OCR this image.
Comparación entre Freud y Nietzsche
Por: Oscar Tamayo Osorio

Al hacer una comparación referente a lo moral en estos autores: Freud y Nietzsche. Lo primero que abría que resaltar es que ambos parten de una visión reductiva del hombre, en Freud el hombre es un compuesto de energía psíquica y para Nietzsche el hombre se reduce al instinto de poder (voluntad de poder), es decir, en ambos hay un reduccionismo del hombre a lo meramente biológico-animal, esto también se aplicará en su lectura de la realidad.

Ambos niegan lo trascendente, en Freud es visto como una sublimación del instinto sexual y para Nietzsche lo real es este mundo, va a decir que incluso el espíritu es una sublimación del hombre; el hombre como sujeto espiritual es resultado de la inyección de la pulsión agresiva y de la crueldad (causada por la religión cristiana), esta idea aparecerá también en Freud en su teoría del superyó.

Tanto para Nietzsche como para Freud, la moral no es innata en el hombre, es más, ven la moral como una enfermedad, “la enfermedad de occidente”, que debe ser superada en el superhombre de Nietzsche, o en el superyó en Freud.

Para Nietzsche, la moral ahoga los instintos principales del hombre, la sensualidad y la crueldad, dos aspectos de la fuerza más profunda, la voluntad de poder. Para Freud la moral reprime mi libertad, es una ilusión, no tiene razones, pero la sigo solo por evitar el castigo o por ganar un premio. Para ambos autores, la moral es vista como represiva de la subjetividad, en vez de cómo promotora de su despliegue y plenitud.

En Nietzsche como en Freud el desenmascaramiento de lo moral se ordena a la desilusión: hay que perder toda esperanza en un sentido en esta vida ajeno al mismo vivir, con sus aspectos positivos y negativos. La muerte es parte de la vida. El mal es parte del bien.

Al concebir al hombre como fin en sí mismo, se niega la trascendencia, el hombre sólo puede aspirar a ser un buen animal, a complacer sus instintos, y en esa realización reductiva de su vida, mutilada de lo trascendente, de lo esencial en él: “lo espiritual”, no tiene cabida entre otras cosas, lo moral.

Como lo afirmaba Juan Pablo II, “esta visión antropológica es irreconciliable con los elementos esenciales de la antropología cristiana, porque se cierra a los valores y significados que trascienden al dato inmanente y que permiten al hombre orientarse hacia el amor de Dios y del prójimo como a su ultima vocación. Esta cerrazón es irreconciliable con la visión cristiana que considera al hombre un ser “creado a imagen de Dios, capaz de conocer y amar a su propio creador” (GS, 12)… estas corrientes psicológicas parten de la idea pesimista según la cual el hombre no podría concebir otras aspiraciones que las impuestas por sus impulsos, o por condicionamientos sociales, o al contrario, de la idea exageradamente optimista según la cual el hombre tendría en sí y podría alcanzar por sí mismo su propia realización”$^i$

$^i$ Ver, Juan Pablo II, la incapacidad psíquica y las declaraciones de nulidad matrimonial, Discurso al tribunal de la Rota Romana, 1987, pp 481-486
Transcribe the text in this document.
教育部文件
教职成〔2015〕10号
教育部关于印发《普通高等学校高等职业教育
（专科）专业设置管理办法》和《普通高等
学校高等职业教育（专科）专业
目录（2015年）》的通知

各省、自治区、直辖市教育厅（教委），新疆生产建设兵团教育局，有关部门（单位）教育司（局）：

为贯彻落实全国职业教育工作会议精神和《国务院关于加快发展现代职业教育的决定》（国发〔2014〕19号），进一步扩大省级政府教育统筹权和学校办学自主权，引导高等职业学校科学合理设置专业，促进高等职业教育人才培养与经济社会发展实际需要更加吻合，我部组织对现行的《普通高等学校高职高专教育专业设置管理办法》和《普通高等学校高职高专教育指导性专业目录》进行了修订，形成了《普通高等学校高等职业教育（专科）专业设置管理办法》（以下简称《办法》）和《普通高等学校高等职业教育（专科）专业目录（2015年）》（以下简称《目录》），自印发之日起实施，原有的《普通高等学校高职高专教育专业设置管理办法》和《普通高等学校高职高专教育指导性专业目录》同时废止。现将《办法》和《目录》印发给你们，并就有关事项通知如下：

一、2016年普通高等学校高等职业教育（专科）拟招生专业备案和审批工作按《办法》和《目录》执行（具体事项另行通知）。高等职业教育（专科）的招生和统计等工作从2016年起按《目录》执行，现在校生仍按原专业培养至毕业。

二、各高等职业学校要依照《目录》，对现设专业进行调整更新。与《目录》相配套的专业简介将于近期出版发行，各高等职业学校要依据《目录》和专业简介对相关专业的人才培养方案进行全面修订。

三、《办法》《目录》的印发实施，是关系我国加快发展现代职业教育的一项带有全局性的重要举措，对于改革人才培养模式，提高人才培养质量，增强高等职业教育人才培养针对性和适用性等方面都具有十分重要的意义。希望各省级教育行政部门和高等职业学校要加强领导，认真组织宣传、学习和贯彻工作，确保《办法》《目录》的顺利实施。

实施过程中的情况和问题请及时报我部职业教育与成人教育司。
· · ·
GIVEN REQUEST
Repeat the entries above exactly, leaving nothing out.

RESPONSE
OCR this image.
Comparación entre Freud y Nietzsche
Por: Oscar Tamayo Osorio

Al hacer una comparación referente a lo moral en estos autores: Freud y Nietzsche. Lo primero que abría que resaltar es que ambos parten de una visión reductiva del hombre, en Freud el hombre es un compuesto de energía psíquica y para Nietzsche el hombre se reduce al instinto de poder (voluntad de poder), es decir, en ambos hay un reduccionismo del hombre a lo meramente biológico-animal, esto también se aplicará en su lectura de la realidad.

Ambos niegan lo trascendente, en Freud es visto como una sublimación del instinto sexual y para Nietzsche lo real es este mundo, va a decir que incluso el espíritu es una sublimación del hombre; el hombre como sujeto espiritual es resultado de la inyección de la pulsión agresiva y de la crueldad (causada por la religión cristiana), esta idea aparecerá también en Freud en su teoría del superyó.

Tanto para Nietzsche como para Freud, la moral no es innata en el hombre, es más, ven la moral como una enfermedad, “la enfermedad de occidente”, que debe ser superada en el superhombre de Nietzsche, o en el superyó en Freud.

Para Nietzsche, la moral ahoga los instintos principales del hombre, la sensualidad y la crueldad, dos aspectos de la fuerza más profunda, la voluntad de poder. Para Freud la moral reprime mi libertad, es una ilusión, no tiene razones, pero la sigo solo por evitar el castigo o por ganar un premio. Para ambos autores, la moral es vista como represiva de la subjetividad, en vez de cómo promotora de su despliegue y plenitud.

En Nietzsche como en Freud el desenmascaramiento de lo moral se ordena a la desilusión: hay que perder toda esperanza en un sentido en esta vida ajeno al mismo vivir, con sus aspectos positivos y negativos. La muerte es parte de la vida. El mal es parte del bien.

Al concebir al hombre como fin en sí mismo, se niega la trascendencia, el hombre sólo puede aspirar a ser un buen animal, a complacer sus instintos, y en esa realización reductiva de su vida, mutilada de lo trascendente, de lo esencial en él: “lo espiritual”, no tiene cabida entre otras cosas, lo moral.

Como lo afirmaba Juan Pablo II, “esta visión antropológica es irreconciliable con los elementos esenciales de la antropología cristiana, porque se cierra a los valores y significados que trascienden al dato inmanente y que permiten al hombre orientarse hacia el amor de Dios y del prójimo como a su ultima vocación. Esta cerrazón es irreconciliable con la visión cristiana que considera al hombre un ser “creado a imagen de Dios, capaz de conocer y amar a su propio creador” (GS, 12)… estas corrientes psicológicas parten de la idea pesimista según la cual el hombre no podría concebir otras aspiraciones que las impuestas por sus impulsos, o por condicionamientos sociales, o al contrario, de la idea exageradamente optimista según la cual el hombre tendría en sí y podría alcanzar por sí mismo su propia realización”$^i$

$^i$ Ver, Juan Pablo II, la incapacidad psíquica y las declaraciones de nulidad matrimonial, Discurso al tribunal de la Rota Romana, 1987, pp 481-486
Transcribe the text in this document.
教育部文件
教职成〔2015〕10号
教育部关于印发《普通高等学校高等职业教育
（专科）专业设置管理办法》和《普通高等
学校高等职业教育（专科）专业
目录（2015年）》的通知

各省、自治区、直辖市教育厅（教委），新疆生产建设兵团教育局，有关部门（单位）教育司（局）：

为贯彻落实全国职业教育工作会议精神和《国务院关于加快发展现代职业教育的决定》（国发〔2014〕19号），进一步扩大省级政府教育统筹权和学校办学自主权，引导高等职业学校科学合理设置专业，促进高等职业教育人才培养与经济社会发展实际需要更加吻合，我部组织对现行的《普通高等学校高职高专教育专业设置管理办法》和《普通高等学校高职高专教育指导性专业目录》进行了修订，形成了《普通高等学校高等职业教育（专科）专业设置管理办法》（以下简称《办法》）和《普通高等学校高等职业教育（专科）专业目录（2015年）》（以下简称《目录》），自印发之日起实施，原有的《普通高等学校高职高专教育专业设置管理办法》和《普通高等学校高职高专教育指导性专业目录》同时废止。现将《办法》和《目录》印发给你们，并就有关事项通知如下：

一、2016年普通高等学校高等职业教育（专科）拟招生专业备案和审批工作按《办法》和《目录》执行（具体事项另行通知）。高等职业教育（专科）的招生和统计等工作从2016年起按《目录》执行，现在校生仍按原专业培养至毕业。

二、各高等职业学校要依照《目录》，对现设专业进行调整更新。与《目录》相配套的专业简介将于近期出版发行，各高等职业学校要依据《目录》和专业简介对相关专业的人才培养方案进行全面修订。

三、《办法》《目录》的印发实施，是关系我国加快发展现代职业教育的一项带有全局性的重要举措，对于改革人才培养模式，提高人才培养质量，增强高等职业教育人才培养针对性和适用性等方面都具有十分重要的意义。希望各省级教育行政部门和高等职业学校要加强领导，认真组织宣传、学习和贯彻工作，确保《办法》《目录》的顺利实施。

实施过程中的情况和问题请及时报我部职业教育与成人教育司。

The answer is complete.